Copy each line of the data below with the word "Dessert".

* Begin Available records *

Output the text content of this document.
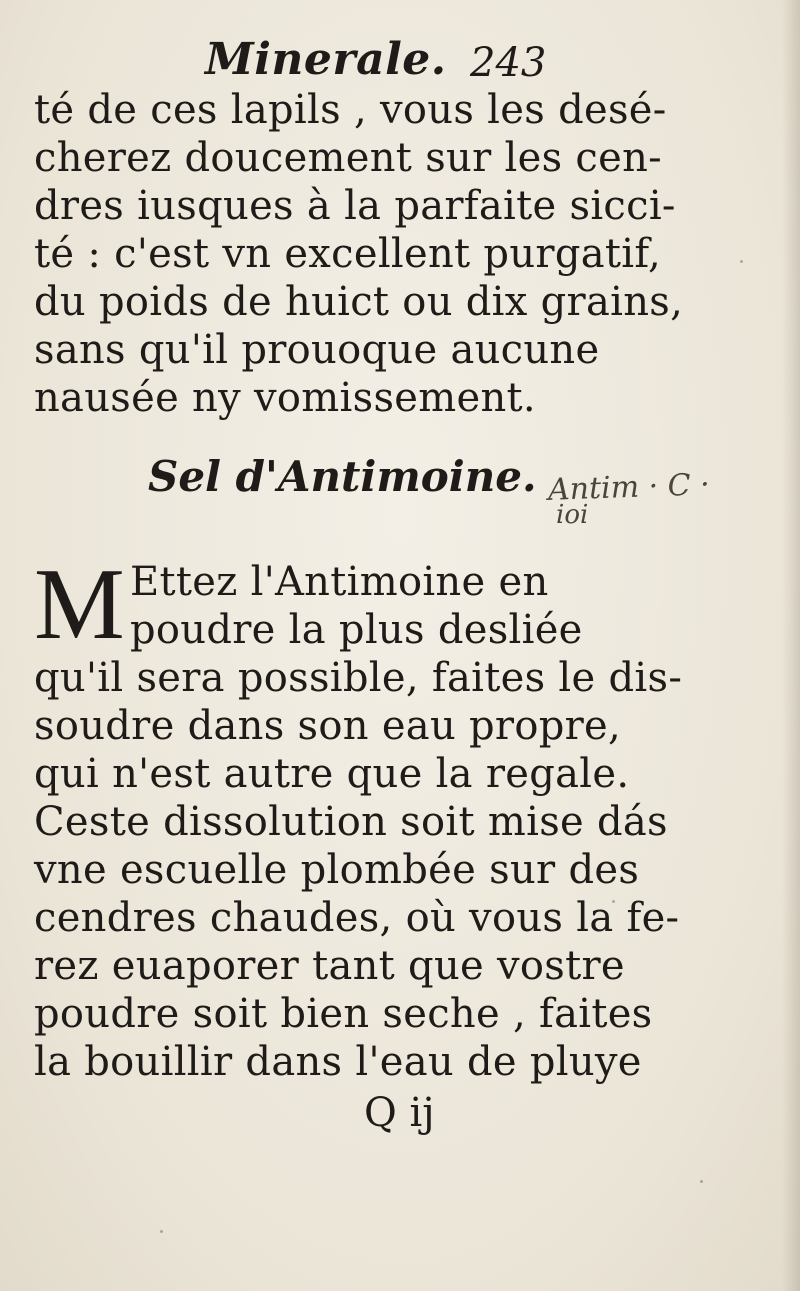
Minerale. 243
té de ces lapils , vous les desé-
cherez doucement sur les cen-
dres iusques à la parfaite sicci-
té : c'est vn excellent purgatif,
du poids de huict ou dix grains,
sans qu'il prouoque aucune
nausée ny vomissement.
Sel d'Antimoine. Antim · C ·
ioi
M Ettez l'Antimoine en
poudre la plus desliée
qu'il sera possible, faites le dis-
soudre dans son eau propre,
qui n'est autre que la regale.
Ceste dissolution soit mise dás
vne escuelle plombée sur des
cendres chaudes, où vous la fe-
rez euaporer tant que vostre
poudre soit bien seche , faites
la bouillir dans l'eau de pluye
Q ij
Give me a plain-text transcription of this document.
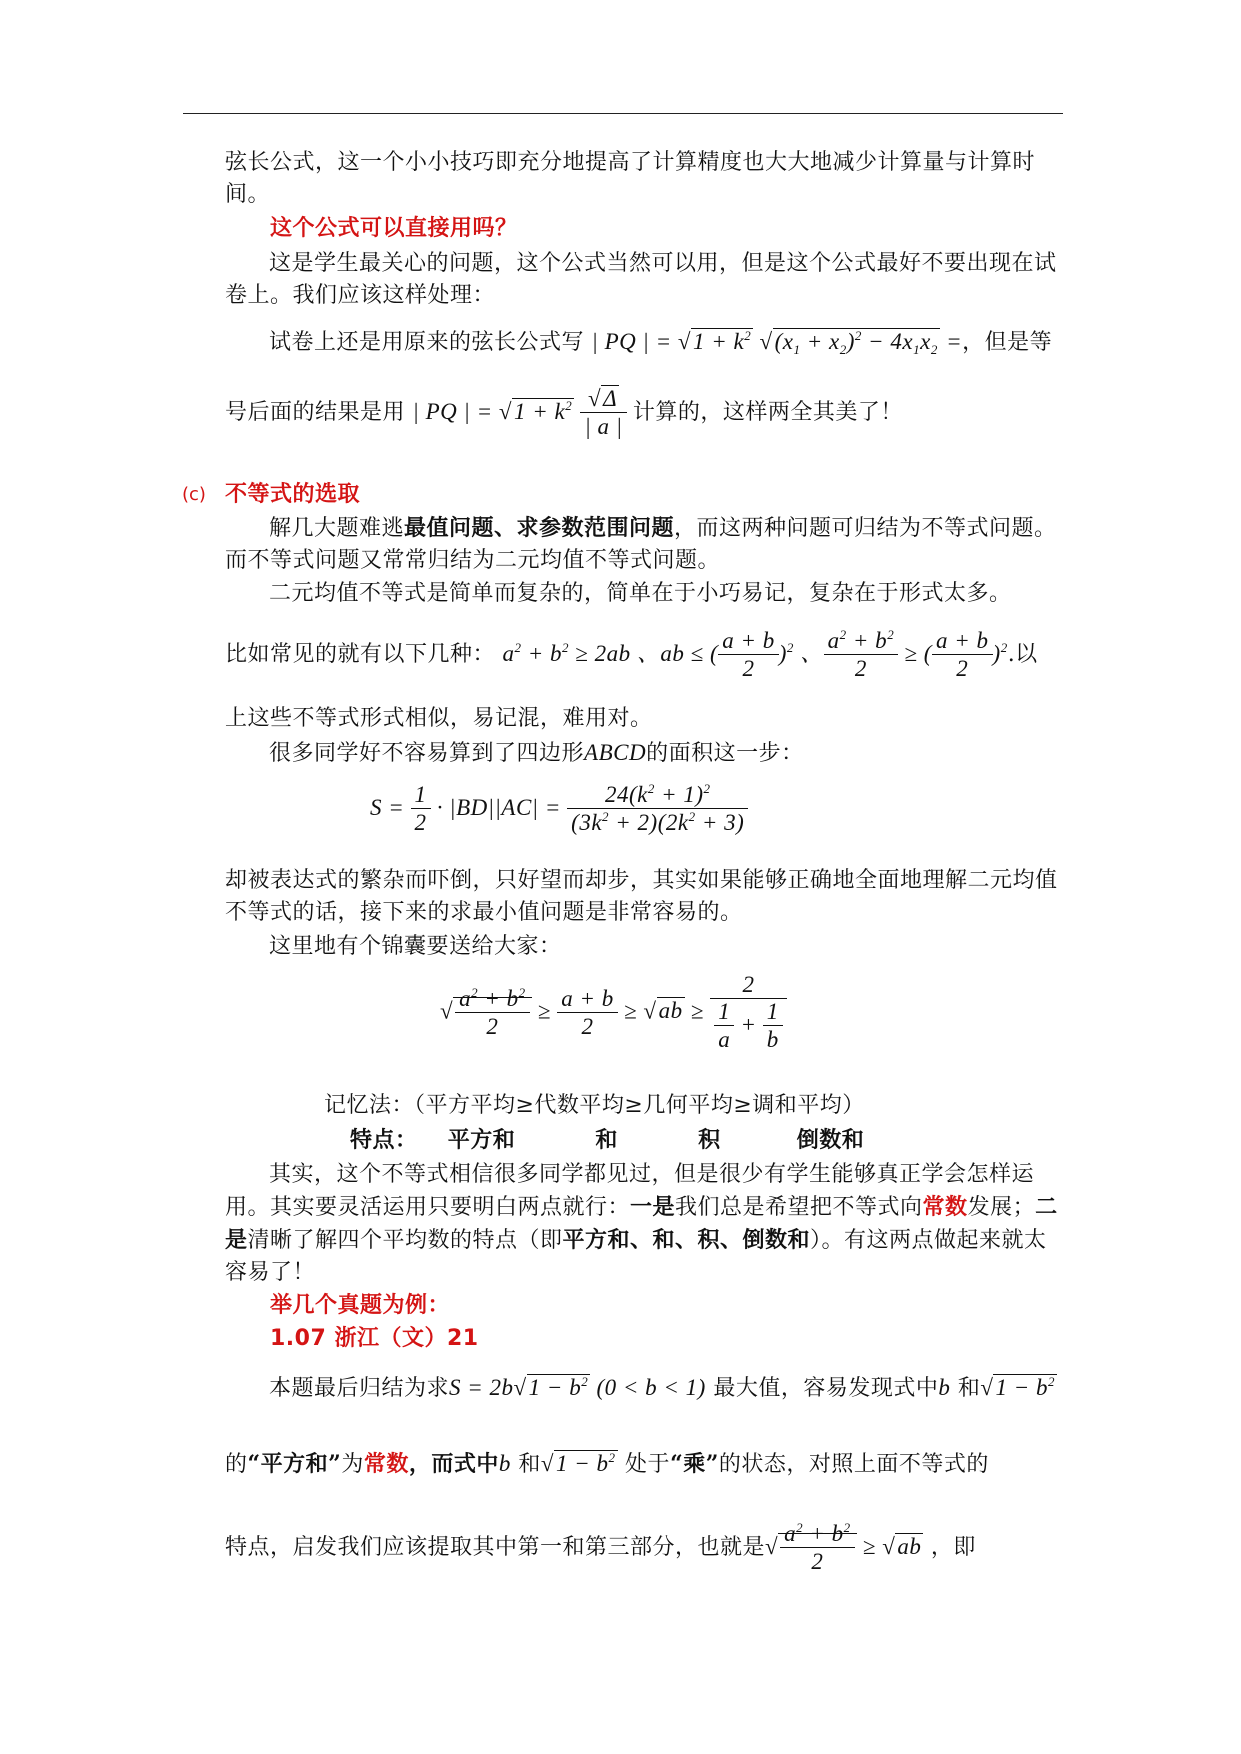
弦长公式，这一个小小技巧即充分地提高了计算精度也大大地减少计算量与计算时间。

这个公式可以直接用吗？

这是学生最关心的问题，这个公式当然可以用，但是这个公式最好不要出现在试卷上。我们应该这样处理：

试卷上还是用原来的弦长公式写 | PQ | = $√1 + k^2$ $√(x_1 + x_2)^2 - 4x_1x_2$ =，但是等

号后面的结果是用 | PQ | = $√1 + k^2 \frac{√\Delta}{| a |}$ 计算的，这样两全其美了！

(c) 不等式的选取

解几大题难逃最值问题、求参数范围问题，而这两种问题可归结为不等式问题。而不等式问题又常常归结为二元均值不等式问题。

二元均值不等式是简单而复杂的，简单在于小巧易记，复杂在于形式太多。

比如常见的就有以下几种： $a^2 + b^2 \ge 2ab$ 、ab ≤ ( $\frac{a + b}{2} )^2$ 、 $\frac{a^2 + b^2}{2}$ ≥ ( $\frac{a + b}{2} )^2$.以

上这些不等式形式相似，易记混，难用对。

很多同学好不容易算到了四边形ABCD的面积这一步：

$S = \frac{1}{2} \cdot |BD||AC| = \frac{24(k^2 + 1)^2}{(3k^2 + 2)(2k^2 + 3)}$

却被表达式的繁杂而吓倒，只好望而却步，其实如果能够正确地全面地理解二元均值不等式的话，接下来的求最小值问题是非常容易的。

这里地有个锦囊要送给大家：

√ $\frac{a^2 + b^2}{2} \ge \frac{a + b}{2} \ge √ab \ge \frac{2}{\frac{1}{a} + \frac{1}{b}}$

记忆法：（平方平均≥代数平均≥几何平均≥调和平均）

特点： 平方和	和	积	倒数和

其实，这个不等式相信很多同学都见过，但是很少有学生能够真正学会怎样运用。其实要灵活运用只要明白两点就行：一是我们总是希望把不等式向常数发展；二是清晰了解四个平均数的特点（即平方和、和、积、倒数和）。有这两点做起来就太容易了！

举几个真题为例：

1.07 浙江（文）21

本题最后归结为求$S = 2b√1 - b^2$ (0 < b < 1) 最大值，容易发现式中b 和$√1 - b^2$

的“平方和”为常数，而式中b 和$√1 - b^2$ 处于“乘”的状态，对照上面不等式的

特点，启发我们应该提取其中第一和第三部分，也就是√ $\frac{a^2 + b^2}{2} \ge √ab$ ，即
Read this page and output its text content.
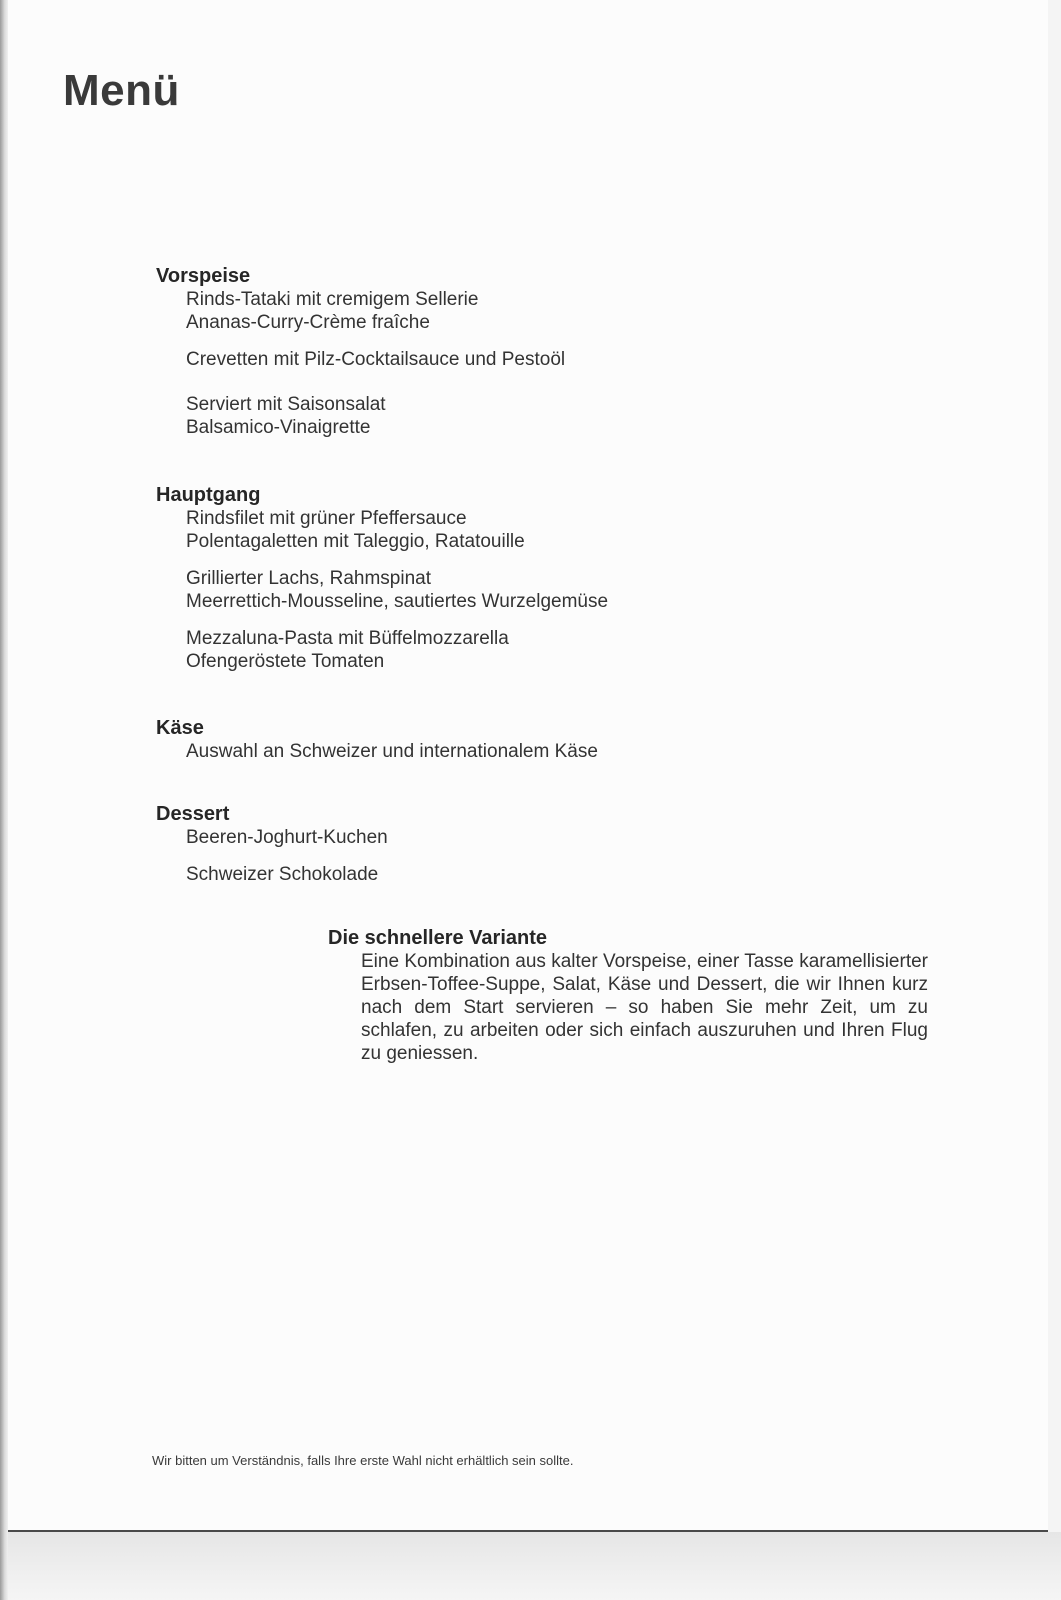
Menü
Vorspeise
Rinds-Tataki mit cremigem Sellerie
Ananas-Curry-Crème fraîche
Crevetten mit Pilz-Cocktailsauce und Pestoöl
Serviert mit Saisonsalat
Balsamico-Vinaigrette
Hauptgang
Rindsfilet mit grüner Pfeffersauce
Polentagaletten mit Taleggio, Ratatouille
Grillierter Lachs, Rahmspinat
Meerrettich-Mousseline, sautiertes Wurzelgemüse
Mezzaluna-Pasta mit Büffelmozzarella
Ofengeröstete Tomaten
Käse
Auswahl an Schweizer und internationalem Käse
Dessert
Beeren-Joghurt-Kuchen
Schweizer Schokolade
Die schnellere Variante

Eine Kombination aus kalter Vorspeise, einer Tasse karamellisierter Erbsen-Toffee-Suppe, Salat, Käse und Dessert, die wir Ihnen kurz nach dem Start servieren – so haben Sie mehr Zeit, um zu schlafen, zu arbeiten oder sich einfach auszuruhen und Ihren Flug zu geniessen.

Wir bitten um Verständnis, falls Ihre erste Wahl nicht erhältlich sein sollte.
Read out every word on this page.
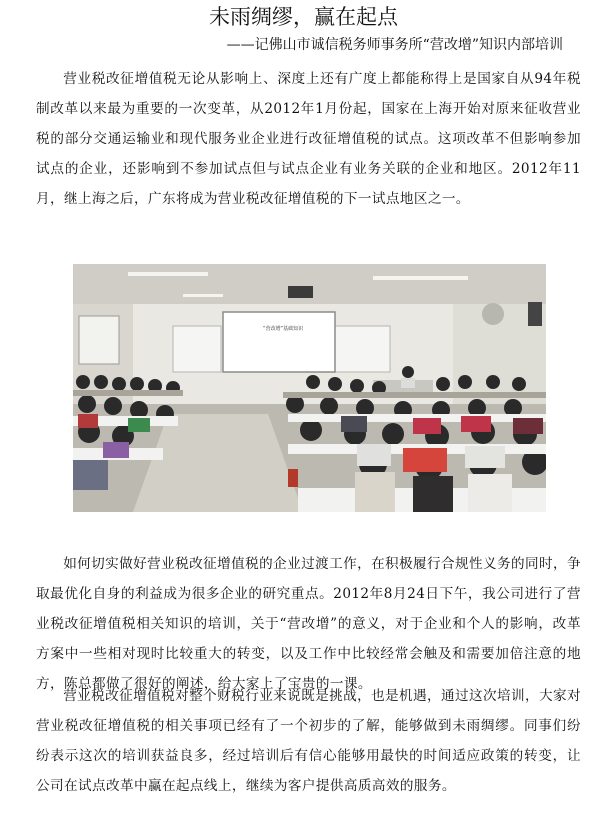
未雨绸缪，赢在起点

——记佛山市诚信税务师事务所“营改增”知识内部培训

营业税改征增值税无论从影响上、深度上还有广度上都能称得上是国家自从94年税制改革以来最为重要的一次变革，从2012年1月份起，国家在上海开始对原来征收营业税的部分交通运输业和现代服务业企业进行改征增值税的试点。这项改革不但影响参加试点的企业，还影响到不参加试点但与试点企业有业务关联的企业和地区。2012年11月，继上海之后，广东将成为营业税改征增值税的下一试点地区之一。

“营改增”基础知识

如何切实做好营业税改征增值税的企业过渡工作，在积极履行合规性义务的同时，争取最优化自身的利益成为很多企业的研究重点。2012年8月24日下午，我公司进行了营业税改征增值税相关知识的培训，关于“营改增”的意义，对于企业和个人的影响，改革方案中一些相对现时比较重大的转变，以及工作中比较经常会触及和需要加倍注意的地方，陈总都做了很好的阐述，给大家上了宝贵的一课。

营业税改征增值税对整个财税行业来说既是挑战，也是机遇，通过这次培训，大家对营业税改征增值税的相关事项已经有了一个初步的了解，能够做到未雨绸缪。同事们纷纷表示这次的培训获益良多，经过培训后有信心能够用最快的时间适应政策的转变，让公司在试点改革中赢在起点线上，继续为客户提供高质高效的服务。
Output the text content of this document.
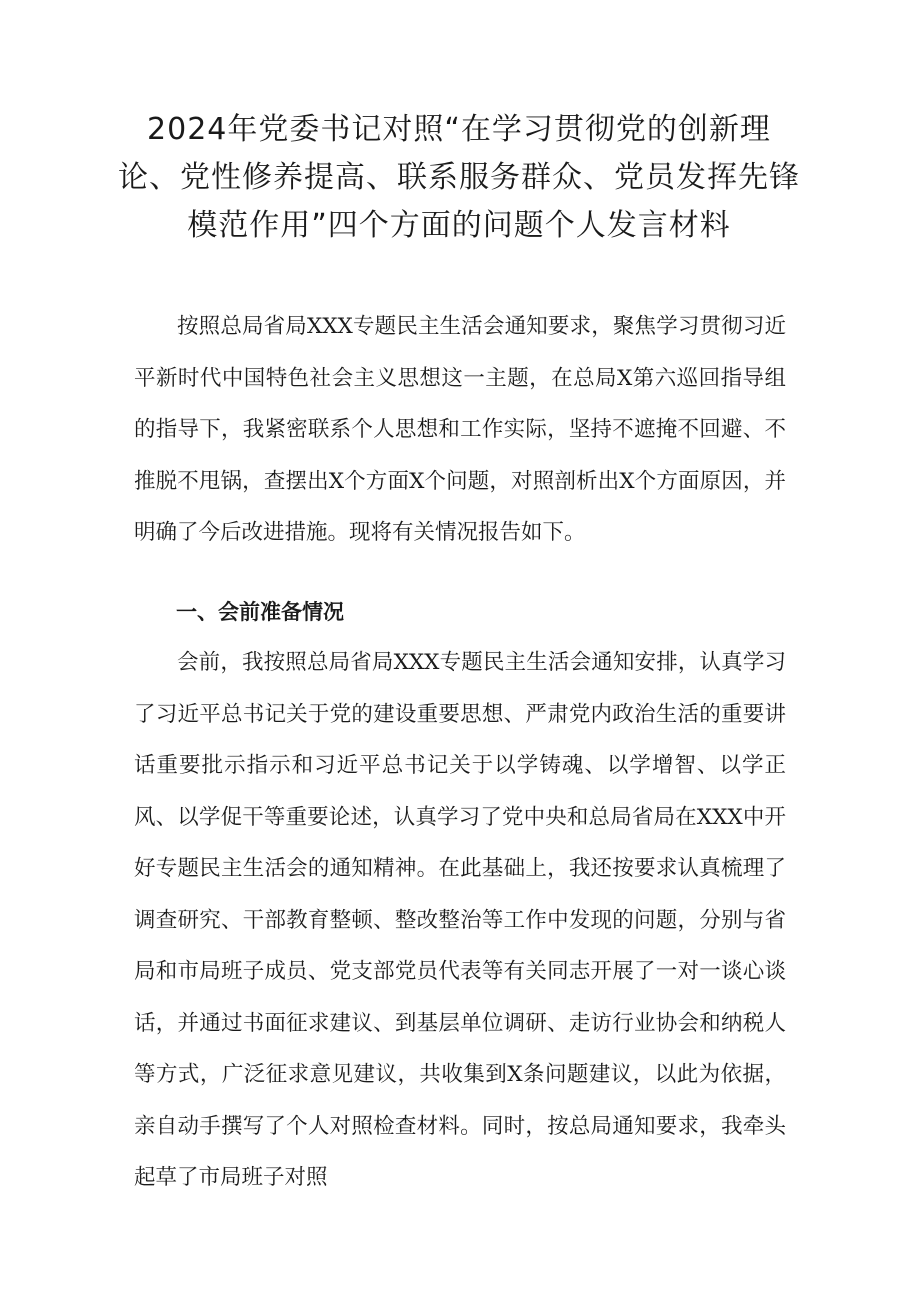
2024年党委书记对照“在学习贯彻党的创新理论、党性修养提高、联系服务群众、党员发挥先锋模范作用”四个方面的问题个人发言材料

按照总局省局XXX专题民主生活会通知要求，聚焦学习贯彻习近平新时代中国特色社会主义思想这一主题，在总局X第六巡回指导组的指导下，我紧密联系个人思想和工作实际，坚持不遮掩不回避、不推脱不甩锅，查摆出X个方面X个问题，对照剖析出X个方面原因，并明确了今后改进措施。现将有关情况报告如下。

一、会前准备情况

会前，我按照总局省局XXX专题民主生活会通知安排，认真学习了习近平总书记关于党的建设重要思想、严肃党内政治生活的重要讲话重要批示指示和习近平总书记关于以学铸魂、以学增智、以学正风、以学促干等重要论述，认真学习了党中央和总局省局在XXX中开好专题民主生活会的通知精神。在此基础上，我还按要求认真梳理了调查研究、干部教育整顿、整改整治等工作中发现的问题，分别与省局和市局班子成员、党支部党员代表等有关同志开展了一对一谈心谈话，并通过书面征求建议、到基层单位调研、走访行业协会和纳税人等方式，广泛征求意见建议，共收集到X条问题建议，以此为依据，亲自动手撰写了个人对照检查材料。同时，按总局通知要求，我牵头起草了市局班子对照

* End Available records *

Task response:
Dessert
Eine Kombination aus kalter Vorspeise, einer Tasse karamellisierter Erbsen-Toffee-Suppe, Salat, Käse und Dessert, die wir Ihnen kurz nach dem Start servieren – so haben Sie mehr Zeit, um zu schlafen, zu arbeiten oder sich einfach auszuruhen und Ihren Flug zu geniessen.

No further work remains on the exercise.